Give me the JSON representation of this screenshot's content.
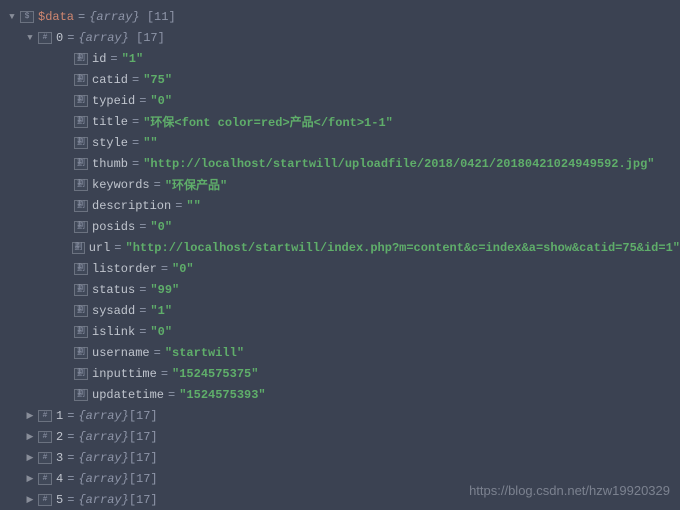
{
  "root": {
    "name": "$data",
    "type": "{array}",
    "count": "[11]"
  },
  "item0": {
    "key": "0",
    "type": "{array}",
    "count": "[17]"
  },
  "fields": [
    {
      "key": "id",
      "value": "\"1\""
    },
    {
      "key": "catid",
      "value": "\"75\""
    },
    {
      "key": "typeid",
      "value": "\"0\""
    },
    {
      "key": "title",
      "value": "\"环保<font color=red>产品</font>1-1\""
    },
    {
      "key": "style",
      "value": "\"\""
    },
    {
      "key": "thumb",
      "value": "\"http://localhost/startwill/uploadfile/2018/0421/20180421024949592.jpg\""
    },
    {
      "key": "keywords",
      "value": "\"环保产品\""
    },
    {
      "key": "description",
      "value": "\"\""
    },
    {
      "key": "posids",
      "value": "\"0\""
    },
    {
      "key": "url",
      "value": "\"http://localhost/startwill/index.php?m=content&c=index&a=show&catid=75&id=1\""
    },
    {
      "key": "listorder",
      "value": "\"0\""
    },
    {
      "key": "status",
      "value": "\"99\""
    },
    {
      "key": "sysadd",
      "value": "\"1\""
    },
    {
      "key": "islink",
      "value": "\"0\""
    },
    {
      "key": "username",
      "value": "\"startwill\""
    },
    {
      "key": "inputtime",
      "value": "\"1524575375\""
    },
    {
      "key": "updatetime",
      "value": "\"1524575393\""
    }
  ],
  "siblings": [
    {
      "key": "1",
      "type": "{array}",
      "count": "[17]"
    },
    {
      "key": "2",
      "type": "{array}",
      "count": "[17]"
    },
    {
      "key": "3",
      "type": "{array}",
      "count": "[17]"
    },
    {
      "key": "4",
      "type": "{array}",
      "count": "[17]"
    },
    {
      "key": "5",
      "type": "{array}",
      "count": "[17]"
    }
  ],
  "equals": "=",
  "watermark": "https://blog.csdn.net/hzw19920329"
}
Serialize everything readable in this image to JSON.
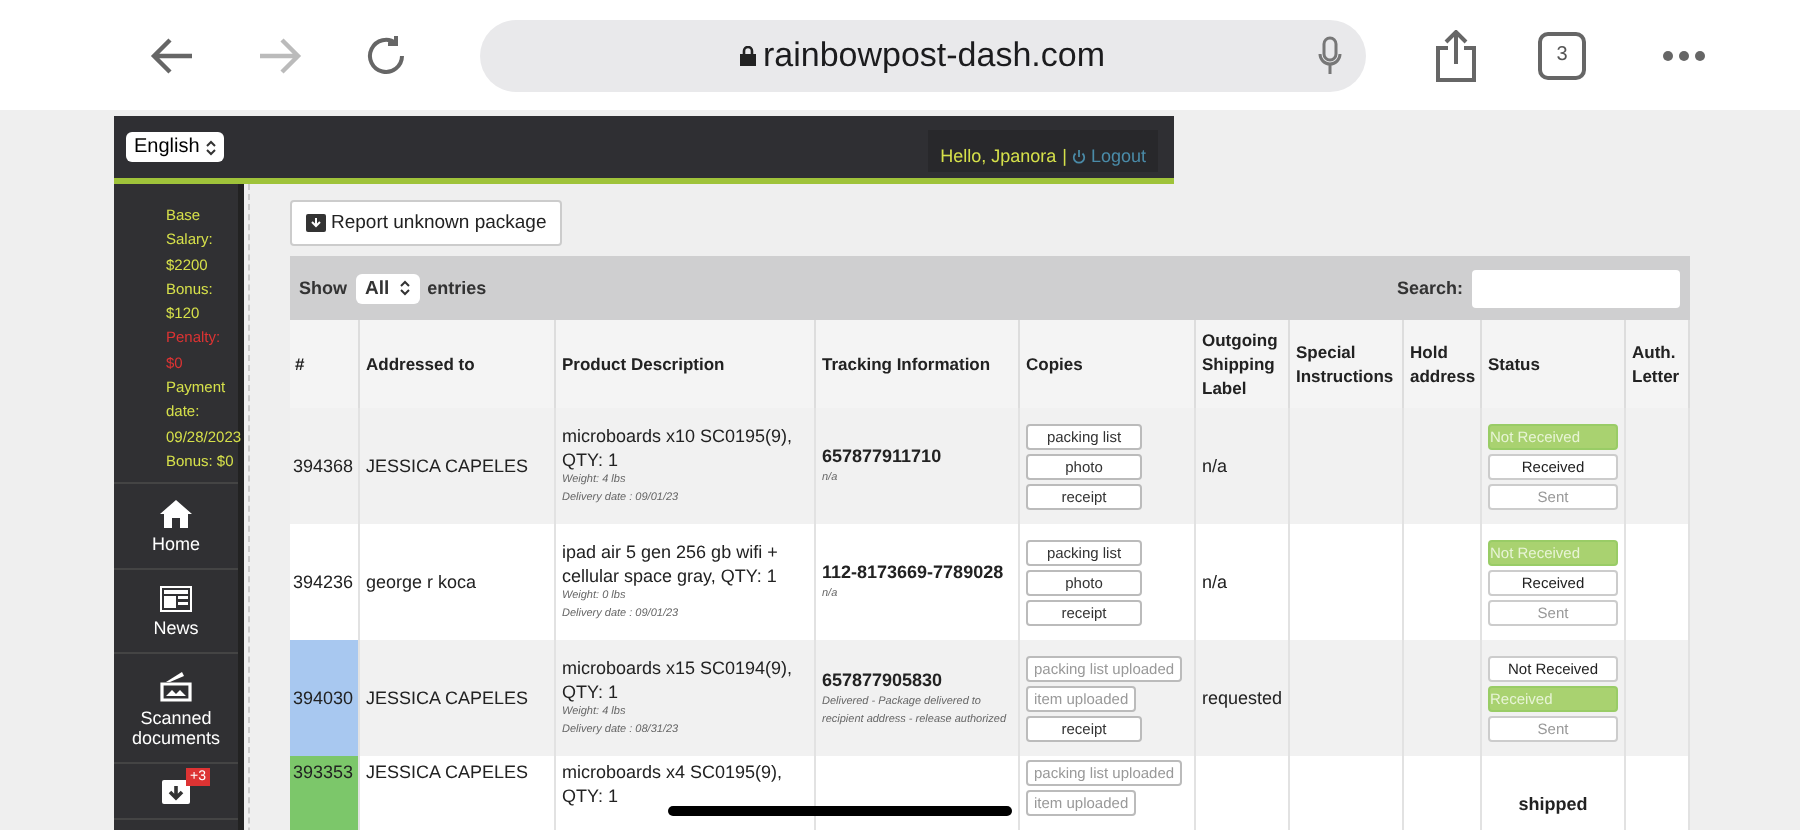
{
  "browser": {
    "url": "rainbowpost-dash.com",
    "tab_count": "3"
  },
  "header": {
    "language": "English",
    "greeting": "Hello, Jpanora",
    "separator": "|",
    "logout": "Logout"
  },
  "sidebar": {
    "info": [
      {
        "text": "Base Salary: $2200",
        "kind": "normal"
      },
      {
        "text": "Bonus: $120",
        "kind": "normal"
      },
      {
        "text": "Penalty: $0",
        "kind": "penalty"
      },
      {
        "text": "Payment date: 09/28/2023",
        "kind": "normal"
      },
      {
        "text": "Bonus: $0",
        "kind": "normal"
      }
    ],
    "items": [
      {
        "label": "Home"
      },
      {
        "label": "News"
      },
      {
        "label": "Scanned documents"
      },
      {
        "badge": "+3"
      }
    ]
  },
  "report_button": "Report unknown package",
  "table_controls": {
    "show": "Show",
    "entries_value": "All",
    "entries": "entries",
    "search_label": "Search:"
  },
  "table": {
    "columns": [
      "#",
      "Addressed to",
      "Product Description",
      "Tracking Information",
      "Copies",
      "Outgoing Shipping Label",
      "Special Instructions",
      "Hold address",
      "Status",
      "Auth. Letter"
    ],
    "rows": [
      {
        "id": "394368",
        "addressed_to": "JESSICA CAPELES",
        "product": "microboards x10 SC0195(9), QTY: 1",
        "weight": "Weight: 4 lbs",
        "delivery": "Delivery date : 09/01/23",
        "tracking": "657877911710",
        "tracking_note": "n/a",
        "copies": [
          {
            "label": "packing list",
            "uploaded": false
          },
          {
            "label": "photo",
            "uploaded": false
          },
          {
            "label": "receipt",
            "uploaded": false
          }
        ],
        "outgoing": "n/a",
        "status": {
          "kind": "buttons",
          "options": [
            {
              "label": "Not Received",
              "selected": true,
              "disabled": false
            },
            {
              "label": "Received",
              "selected": false,
              "disabled": false
            },
            {
              "label": "Sent",
              "selected": false,
              "disabled": true
            }
          ]
        }
      },
      {
        "id": "394236",
        "addressed_to": "george r koca",
        "product": "ipad air 5 gen 256 gb wifi + cellular space gray, QTY: 1",
        "weight": "Weight: 0 lbs",
        "delivery": "Delivery date : 09/01/23",
        "tracking": "112-8173669-7789028",
        "tracking_note": "n/a",
        "copies": [
          {
            "label": "packing list",
            "uploaded": false
          },
          {
            "label": "photo",
            "uploaded": false
          },
          {
            "label": "receipt",
            "uploaded": false
          }
        ],
        "outgoing": "n/a",
        "status": {
          "kind": "buttons",
          "options": [
            {
              "label": "Not Received",
              "selected": true,
              "disabled": false
            },
            {
              "label": "Received",
              "selected": false,
              "disabled": false
            },
            {
              "label": "Sent",
              "selected": false,
              "disabled": true
            }
          ]
        }
      },
      {
        "id": "394030",
        "color": "#a8c8f0",
        "addressed_to": "JESSICA CAPELES",
        "product": "microboards x15 SC0194(9), QTY: 1",
        "weight": "Weight: 4 lbs",
        "delivery": "Delivery date : 08/31/23",
        "tracking": "657877905830",
        "tracking_note": "Delivered - Package delivered to recipient address - release authorized",
        "copies": [
          {
            "label": "packing list uploaded",
            "uploaded": true
          },
          {
            "label": "item uploaded",
            "uploaded": true
          },
          {
            "label": "receipt",
            "uploaded": false
          }
        ],
        "outgoing": "requested",
        "status": {
          "kind": "buttons",
          "options": [
            {
              "label": "Not Received",
              "selected": false,
              "disabled": false
            },
            {
              "label": "Received",
              "selected": true,
              "disabled": false
            },
            {
              "label": "Sent",
              "selected": false,
              "disabled": true
            }
          ]
        }
      },
      {
        "id": "393353",
        "color": "#7cc76a",
        "addressed_to": "JESSICA CAPELES",
        "product": "microboards x4 SC0195(9), QTY: 1",
        "copies": [
          {
            "label": "packing list uploaded",
            "uploaded": true
          },
          {
            "label": "item uploaded",
            "uploaded": true
          }
        ],
        "status": {
          "kind": "text",
          "text": "shipped"
        }
      }
    ]
  }
}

============

What the exercise asks = Every line of the data should be copied as it stands, without the images.

Output of the task =
Give me the JSON representation of this screenshot's content.
{
  "root": {
    "name": "$data",
    "type": "{array}",
    "count": "[11]"
  },
  "item0": {
    "key": "0",
    "type": "{array}",
    "count": "[17]"
  },
  "fields": [
    {
      "key": "id",
      "value": "\"1\""
    },
    {
      "key": "catid",
      "value": "\"75\""
    },
    {
      "key": "typeid",
      "value": "\"0\""
    },
    {
      "key": "title",
      "value": "\"环保<font color=red>产品</font>1-1\""
    },
    {
      "key": "style",
      "value": "\"\""
    },
    {
      "key": "thumb",
      "value": "\"http://localhost/startwill/uploadfile/2018/0421/20180421024949592.jpg\""
    },
    {
      "key": "keywords",
      "value": "\"环保产品\""
    },
    {
      "key": "description",
      "value": "\"\""
    },
    {
      "key": "posids",
      "value": "\"0\""
    },
    {
      "key": "url",
      "value": "\"http://localhost/startwill/index.php?m=content&c=index&a=show&catid=75&id=1\""
    },
    {
      "key": "listorder",
      "value": "\"0\""
    },
    {
      "key": "status",
      "value": "\"99\""
    },
    {
      "key": "sysadd",
      "value": "\"1\""
    },
    {
      "key": "islink",
      "value": "\"0\""
    },
    {
      "key": "username",
      "value": "\"startwill\""
    },
    {
      "key": "inputtime",
      "value": "\"1524575375\""
    },
    {
      "key": "updatetime",
      "value": "\"1524575393\""
    }
  ],
  "siblings": [
    {
      "key": "1",
      "type": "{array}",
      "count": "[17]"
    },
    {
      "key": "2",
      "type": "{array}",
      "count": "[17]"
    },
    {
      "key": "3",
      "type": "{array}",
      "count": "[17]"
    },
    {
      "key": "4",
      "type": "{array}",
      "count": "[17]"
    },
    {
      "key": "5",
      "type": "{array}",
      "count": "[17]"
    }
  ],
  "equals": "=",
  "watermark": "https://blog.csdn.net/hzw19920329"
}
Serialize everything readable in this image to JSON.
{
  "browser": {
    "url": "rainbowpost-dash.com",
    "tab_count": "3"
  },
  "header": {
    "language": "English",
    "greeting": "Hello, Jpanora",
    "separator": "|",
    "logout": "Logout"
  },
  "sidebar": {
    "info": [
      {
        "text": "Base Salary: $2200",
        "kind": "normal"
      },
      {
        "text": "Bonus: $120",
        "kind": "normal"
      },
      {
        "text": "Penalty: $0",
        "kind": "penalty"
      },
      {
        "text": "Payment date: 09/28/2023",
        "kind": "normal"
      },
      {
        "text": "Bonus: $0",
        "kind": "normal"
      }
    ],
    "items": [
      {
        "label": "Home"
      },
      {
        "label": "News"
      },
      {
        "label": "Scanned documents"
      },
      {
        "badge": "+3"
      }
    ]
  },
  "report_button": "Report unknown package",
  "table_controls": {
    "show": "Show",
    "entries_value": "All",
    "entries": "entries",
    "search_label": "Search:"
  },
  "table": {
    "columns": [
      "#",
      "Addressed to",
      "Product Description",
      "Tracking Information",
      "Copies",
      "Outgoing Shipping Label",
      "Special Instructions",
      "Hold address",
      "Status",
      "Auth. Letter"
    ],
    "rows": [
      {
        "id": "394368",
        "addressed_to": "JESSICA CAPELES",
        "product": "microboards x10 SC0195(9), QTY: 1",
        "weight": "Weight: 4 lbs",
        "delivery": "Delivery date : 09/01/23",
        "tracking": "657877911710",
        "tracking_note": "n/a",
        "copies": [
          {
            "label": "packing list",
            "uploaded": false
          },
          {
            "label": "photo",
            "uploaded": false
          },
          {
            "label": "receipt",
            "uploaded": false
          }
        ],
        "outgoing": "n/a",
        "status": {
          "kind": "buttons",
          "options": [
            {
              "label": "Not Received",
              "selected": true,
              "disabled": false
            },
            {
              "label": "Received",
              "selected": false,
              "disabled": false
            },
            {
              "label": "Sent",
              "selected": false,
              "disabled": true
            }
          ]
        }
      },
      {
        "id": "394236",
        "addressed_to": "george r koca",
        "product": "ipad air 5 gen 256 gb wifi + cellular space gray, QTY: 1",
        "weight": "Weight: 0 lbs",
        "delivery": "Delivery date : 09/01/23",
        "tracking": "112-8173669-7789028",
        "tracking_note": "n/a",
        "copies": [
          {
            "label": "packing list",
            "uploaded": false
          },
          {
            "label": "photo",
            "uploaded": false
          },
          {
            "label": "receipt",
            "uploaded": false
          }
        ],
        "outgoing": "n/a",
        "status": {
          "kind": "buttons",
          "options": [
            {
              "label": "Not Received",
              "selected": true,
              "disabled": false
            },
            {
              "label": "Received",
              "selected": false,
              "disabled": false
            },
            {
              "label": "Sent",
              "selected": false,
              "disabled": true
            }
          ]
        }
      },
      {
        "id": "394030",
        "color": "#a8c8f0",
        "addressed_to": "JESSICA CAPELES",
        "product": "microboards x15 SC0194(9), QTY: 1",
        "weight": "Weight: 4 lbs",
        "delivery": "Delivery date : 08/31/23",
        "tracking": "657877905830",
        "tracking_note": "Delivered - Package delivered to recipient address - release authorized",
        "copies": [
          {
            "label": "packing list uploaded",
            "uploaded": true
          },
          {
            "label": "item uploaded",
            "uploaded": true
          },
          {
            "label": "receipt",
            "uploaded": false
          }
        ],
        "outgoing": "requested",
        "status": {
          "kind": "buttons",
          "options": [
            {
              "label": "Not Received",
              "selected": false,
              "disabled": false
            },
            {
              "label": "Received",
              "selected": true,
              "disabled": false
            },
            {
              "label": "Sent",
              "selected": false,
              "disabled": true
            }
          ]
        }
      },
      {
        "id": "393353",
        "color": "#7cc76a",
        "addressed_to": "JESSICA CAPELES",
        "product": "microboards x4 SC0195(9), QTY: 1",
        "copies": [
          {
            "label": "packing list uploaded",
            "uploaded": true
          },
          {
            "label": "item uploaded",
            "uploaded": true
          }
        ],
        "status": {
          "kind": "text",
          "text": "shipped"
        }
      }
    ]
  }
}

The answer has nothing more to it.